▶ _Given exercise_: How many lines hold the string "Настройки"? Reply with the number alone.

---- Material supplied

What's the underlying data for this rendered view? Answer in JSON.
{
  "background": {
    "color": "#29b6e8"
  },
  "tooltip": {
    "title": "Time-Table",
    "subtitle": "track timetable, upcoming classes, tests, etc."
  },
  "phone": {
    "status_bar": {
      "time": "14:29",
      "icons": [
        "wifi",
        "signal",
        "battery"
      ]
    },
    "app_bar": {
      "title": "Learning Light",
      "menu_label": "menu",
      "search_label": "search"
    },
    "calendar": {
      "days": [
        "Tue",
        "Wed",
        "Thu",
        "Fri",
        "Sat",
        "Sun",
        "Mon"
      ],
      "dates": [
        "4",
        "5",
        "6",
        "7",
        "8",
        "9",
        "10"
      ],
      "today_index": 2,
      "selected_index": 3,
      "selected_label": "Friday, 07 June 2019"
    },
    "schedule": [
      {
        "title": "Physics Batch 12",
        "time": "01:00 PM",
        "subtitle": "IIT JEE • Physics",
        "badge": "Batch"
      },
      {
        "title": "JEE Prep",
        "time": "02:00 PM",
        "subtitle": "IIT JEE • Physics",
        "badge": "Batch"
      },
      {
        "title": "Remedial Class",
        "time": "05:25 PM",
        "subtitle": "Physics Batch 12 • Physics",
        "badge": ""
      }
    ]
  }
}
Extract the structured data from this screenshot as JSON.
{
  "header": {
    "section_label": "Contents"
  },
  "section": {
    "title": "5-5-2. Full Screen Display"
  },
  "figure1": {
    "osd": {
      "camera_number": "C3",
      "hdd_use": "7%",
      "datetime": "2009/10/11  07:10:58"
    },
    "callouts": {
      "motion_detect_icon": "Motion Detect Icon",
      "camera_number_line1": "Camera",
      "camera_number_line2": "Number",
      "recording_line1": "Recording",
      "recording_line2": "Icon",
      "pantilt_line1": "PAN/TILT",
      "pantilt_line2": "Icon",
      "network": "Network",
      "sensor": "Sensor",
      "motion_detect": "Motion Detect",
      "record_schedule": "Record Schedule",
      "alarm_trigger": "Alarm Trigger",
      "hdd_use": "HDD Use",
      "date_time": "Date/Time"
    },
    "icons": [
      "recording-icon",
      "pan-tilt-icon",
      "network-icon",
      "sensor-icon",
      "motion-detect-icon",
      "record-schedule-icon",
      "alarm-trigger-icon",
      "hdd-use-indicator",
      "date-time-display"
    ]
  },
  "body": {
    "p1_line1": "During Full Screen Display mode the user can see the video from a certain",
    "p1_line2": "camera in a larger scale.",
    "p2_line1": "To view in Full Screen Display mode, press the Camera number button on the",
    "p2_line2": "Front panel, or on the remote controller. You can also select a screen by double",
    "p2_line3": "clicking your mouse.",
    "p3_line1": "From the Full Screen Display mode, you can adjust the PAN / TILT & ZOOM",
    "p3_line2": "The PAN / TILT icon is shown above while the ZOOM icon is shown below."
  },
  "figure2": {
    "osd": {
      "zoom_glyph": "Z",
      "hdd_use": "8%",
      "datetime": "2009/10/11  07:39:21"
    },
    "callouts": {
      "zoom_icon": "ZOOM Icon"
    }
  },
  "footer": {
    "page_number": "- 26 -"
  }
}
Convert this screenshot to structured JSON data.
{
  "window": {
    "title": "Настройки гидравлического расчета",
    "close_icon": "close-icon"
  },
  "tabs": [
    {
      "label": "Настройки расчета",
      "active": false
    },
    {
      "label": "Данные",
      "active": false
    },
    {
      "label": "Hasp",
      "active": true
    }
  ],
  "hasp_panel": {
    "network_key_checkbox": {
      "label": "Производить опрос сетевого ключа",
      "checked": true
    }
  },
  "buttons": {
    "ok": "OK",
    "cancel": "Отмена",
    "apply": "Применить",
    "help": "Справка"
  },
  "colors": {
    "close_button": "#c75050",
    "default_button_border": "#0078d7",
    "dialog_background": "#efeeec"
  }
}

--------

▶ _Reply to the task_: 2